To do: Show all lines from the material that carry the word "Find".

Given records:
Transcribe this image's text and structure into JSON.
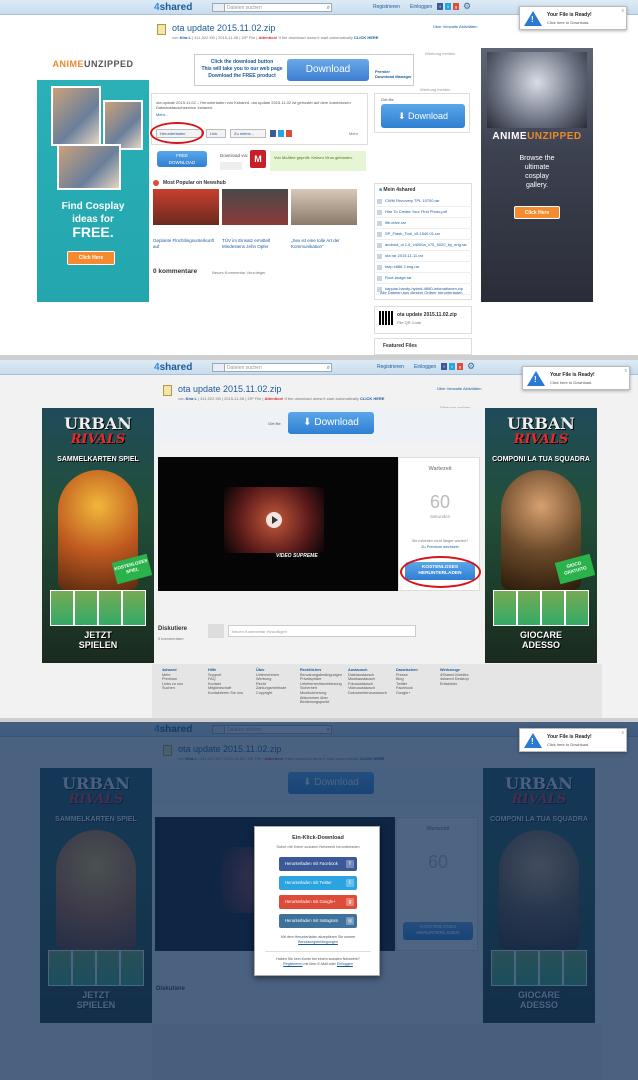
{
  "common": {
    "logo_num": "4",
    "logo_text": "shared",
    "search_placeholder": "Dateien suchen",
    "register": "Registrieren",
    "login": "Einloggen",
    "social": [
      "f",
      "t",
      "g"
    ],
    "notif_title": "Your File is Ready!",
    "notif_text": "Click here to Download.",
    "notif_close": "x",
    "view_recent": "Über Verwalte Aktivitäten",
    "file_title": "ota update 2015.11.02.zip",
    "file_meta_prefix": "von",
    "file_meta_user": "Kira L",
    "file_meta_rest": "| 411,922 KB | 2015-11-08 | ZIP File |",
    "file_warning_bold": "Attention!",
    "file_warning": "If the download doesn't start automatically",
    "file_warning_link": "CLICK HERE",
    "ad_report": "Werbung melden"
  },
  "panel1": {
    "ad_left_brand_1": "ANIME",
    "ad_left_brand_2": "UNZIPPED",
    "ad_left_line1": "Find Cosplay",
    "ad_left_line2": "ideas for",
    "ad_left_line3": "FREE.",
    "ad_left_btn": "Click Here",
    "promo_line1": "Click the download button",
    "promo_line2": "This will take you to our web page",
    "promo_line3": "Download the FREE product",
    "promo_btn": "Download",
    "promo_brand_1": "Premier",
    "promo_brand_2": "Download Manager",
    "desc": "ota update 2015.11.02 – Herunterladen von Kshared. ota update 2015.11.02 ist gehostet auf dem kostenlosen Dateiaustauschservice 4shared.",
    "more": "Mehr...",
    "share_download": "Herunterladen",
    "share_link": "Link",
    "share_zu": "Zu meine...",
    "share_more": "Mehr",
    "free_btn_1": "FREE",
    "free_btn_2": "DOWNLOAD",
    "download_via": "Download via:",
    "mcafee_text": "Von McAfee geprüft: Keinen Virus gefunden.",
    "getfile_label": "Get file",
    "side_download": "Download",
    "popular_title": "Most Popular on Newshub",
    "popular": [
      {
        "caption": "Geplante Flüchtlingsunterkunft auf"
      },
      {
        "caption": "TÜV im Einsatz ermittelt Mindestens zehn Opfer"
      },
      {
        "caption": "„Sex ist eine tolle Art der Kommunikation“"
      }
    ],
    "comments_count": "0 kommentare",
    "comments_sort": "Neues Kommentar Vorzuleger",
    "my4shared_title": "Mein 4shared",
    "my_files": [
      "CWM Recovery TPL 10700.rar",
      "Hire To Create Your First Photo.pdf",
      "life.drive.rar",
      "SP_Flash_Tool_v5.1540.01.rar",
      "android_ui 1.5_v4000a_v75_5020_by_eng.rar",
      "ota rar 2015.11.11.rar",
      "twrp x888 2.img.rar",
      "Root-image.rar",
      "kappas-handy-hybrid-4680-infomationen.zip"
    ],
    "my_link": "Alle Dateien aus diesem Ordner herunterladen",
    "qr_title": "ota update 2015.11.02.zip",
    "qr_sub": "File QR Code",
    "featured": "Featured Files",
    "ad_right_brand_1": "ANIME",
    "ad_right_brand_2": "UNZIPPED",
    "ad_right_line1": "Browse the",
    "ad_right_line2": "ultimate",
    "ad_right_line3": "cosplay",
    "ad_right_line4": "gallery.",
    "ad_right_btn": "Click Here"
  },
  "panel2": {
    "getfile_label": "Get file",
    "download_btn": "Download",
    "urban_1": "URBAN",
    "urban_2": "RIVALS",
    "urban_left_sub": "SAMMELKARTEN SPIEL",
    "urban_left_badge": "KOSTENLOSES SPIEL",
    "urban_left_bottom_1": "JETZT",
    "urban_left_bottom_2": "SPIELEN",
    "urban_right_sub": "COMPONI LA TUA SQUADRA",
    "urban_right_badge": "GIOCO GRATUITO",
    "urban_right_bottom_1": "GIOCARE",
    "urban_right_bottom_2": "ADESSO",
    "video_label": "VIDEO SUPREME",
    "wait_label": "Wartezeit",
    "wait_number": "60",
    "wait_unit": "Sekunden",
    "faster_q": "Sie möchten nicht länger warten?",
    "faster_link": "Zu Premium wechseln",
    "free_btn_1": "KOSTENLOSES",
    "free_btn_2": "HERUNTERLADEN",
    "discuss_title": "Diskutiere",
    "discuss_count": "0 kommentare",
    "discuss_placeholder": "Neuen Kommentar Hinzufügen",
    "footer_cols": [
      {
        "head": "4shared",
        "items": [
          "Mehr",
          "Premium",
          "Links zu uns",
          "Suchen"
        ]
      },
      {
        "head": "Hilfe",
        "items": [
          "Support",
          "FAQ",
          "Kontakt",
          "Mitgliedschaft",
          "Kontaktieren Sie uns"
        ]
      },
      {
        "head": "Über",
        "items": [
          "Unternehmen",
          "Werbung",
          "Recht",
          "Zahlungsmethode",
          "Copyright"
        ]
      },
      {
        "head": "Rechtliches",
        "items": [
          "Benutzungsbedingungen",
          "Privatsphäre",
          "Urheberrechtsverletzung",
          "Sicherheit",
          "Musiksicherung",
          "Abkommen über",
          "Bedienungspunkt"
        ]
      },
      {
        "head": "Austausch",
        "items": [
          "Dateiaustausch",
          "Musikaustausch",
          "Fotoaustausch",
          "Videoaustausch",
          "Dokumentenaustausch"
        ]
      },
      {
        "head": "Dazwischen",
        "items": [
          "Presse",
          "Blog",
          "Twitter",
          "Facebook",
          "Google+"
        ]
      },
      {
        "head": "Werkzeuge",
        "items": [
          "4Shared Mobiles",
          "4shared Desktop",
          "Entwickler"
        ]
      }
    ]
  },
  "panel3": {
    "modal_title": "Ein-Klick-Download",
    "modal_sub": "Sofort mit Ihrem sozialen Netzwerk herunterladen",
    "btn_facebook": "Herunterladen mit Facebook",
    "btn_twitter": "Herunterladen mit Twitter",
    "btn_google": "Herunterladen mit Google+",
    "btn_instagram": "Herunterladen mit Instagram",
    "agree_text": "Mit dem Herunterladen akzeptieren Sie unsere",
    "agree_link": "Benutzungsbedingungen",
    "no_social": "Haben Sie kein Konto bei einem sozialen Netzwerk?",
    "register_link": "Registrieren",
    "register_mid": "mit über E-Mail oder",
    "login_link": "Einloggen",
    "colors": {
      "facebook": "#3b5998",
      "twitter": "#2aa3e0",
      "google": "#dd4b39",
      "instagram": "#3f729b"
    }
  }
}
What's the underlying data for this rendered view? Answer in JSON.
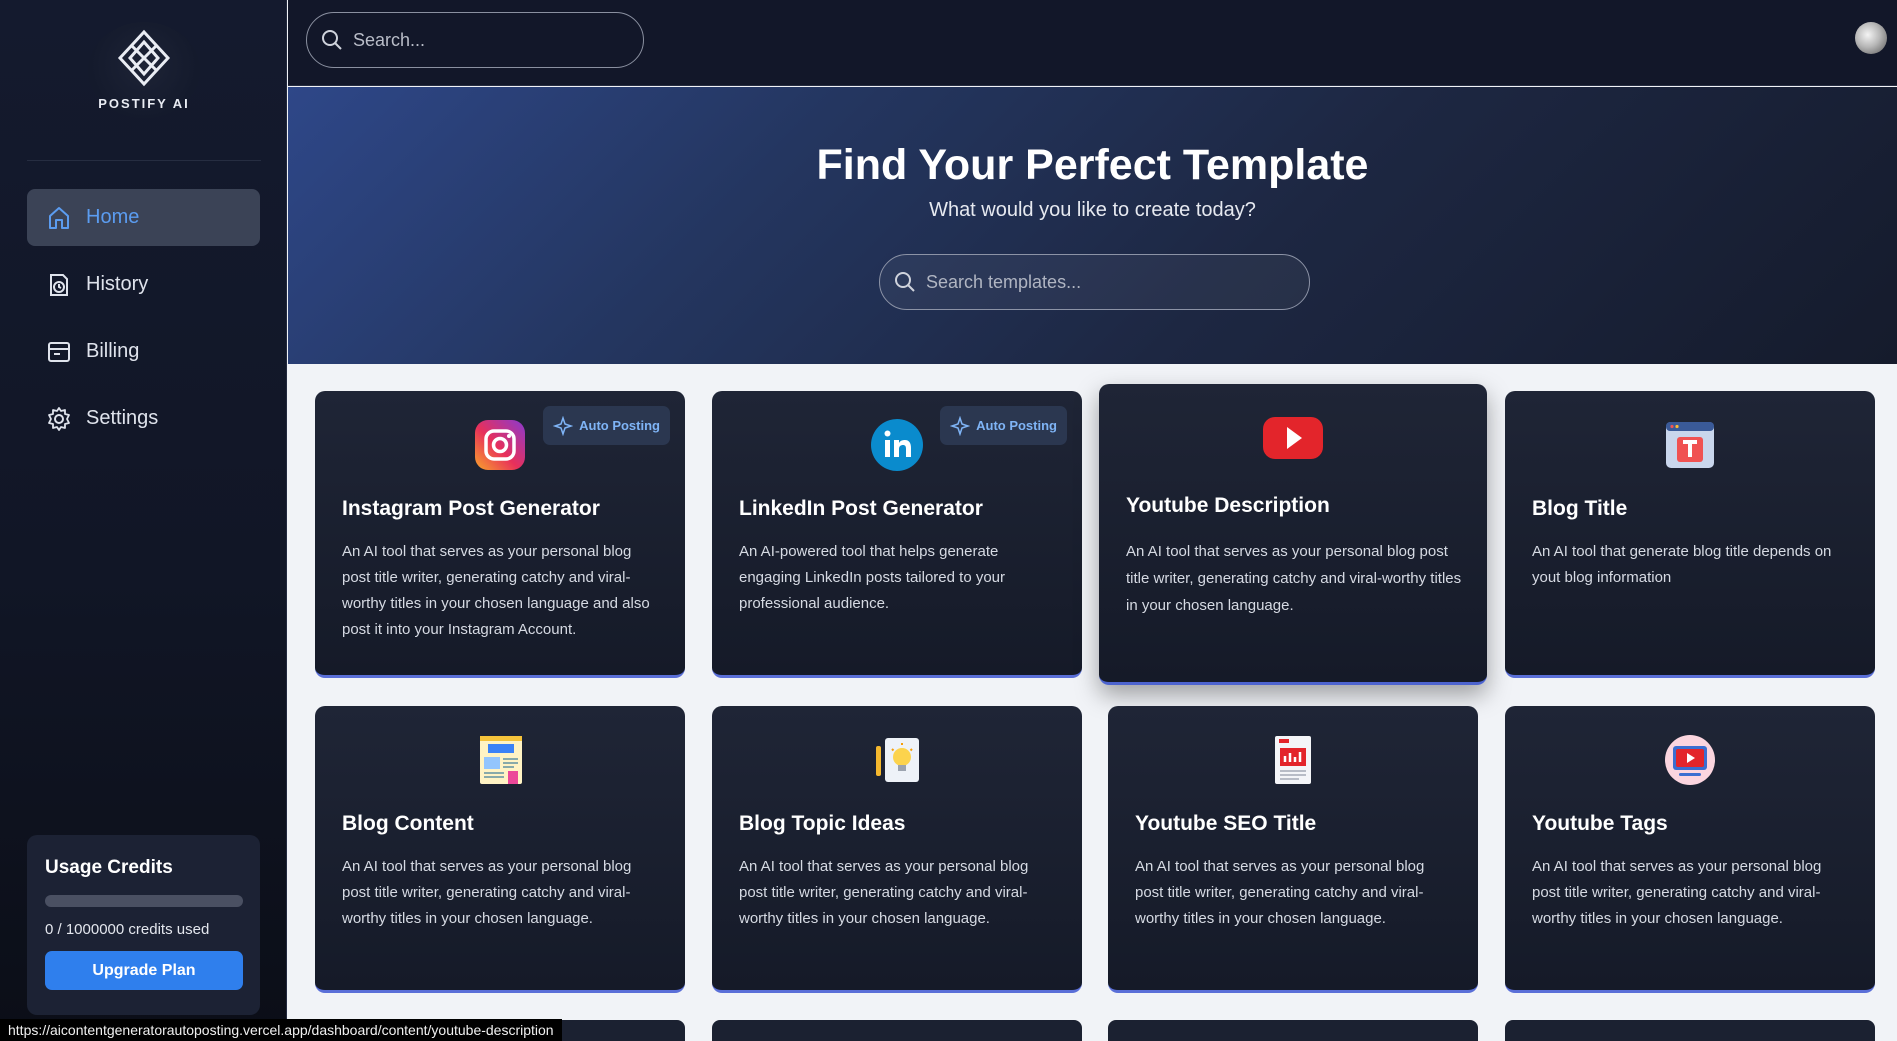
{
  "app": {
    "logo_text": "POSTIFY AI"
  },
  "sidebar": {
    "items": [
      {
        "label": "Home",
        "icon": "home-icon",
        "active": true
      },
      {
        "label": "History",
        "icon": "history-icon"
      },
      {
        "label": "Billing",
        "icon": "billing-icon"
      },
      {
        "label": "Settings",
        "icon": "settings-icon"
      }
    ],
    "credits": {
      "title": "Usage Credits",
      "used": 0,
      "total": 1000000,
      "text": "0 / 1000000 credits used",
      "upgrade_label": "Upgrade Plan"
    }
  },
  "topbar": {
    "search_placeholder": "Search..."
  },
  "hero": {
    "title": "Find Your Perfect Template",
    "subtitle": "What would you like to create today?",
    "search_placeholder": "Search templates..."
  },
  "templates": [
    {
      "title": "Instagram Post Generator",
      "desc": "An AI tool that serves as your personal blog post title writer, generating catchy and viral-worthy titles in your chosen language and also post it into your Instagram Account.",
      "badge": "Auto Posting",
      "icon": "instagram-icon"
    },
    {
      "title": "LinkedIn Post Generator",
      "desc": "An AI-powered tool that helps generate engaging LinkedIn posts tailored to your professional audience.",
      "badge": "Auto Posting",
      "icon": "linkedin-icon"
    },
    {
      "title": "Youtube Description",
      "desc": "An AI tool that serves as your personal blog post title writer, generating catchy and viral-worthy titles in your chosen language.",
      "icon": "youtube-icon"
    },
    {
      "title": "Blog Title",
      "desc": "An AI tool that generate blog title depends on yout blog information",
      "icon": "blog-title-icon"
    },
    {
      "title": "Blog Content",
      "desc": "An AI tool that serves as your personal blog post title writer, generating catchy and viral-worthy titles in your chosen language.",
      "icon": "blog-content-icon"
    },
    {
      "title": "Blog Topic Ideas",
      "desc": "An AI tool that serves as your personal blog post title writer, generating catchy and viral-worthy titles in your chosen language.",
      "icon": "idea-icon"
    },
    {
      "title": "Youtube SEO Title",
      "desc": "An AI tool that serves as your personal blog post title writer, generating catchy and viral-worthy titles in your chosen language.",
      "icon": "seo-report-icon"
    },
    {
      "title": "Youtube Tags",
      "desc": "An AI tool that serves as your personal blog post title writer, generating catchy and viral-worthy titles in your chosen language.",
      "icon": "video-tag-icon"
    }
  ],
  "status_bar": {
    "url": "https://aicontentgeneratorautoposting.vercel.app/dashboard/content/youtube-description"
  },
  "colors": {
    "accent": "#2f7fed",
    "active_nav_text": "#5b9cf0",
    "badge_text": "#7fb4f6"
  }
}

The answer:
    "ad_left_line1": "Find Cosplay",
    "title": "Find Your Perfect Template",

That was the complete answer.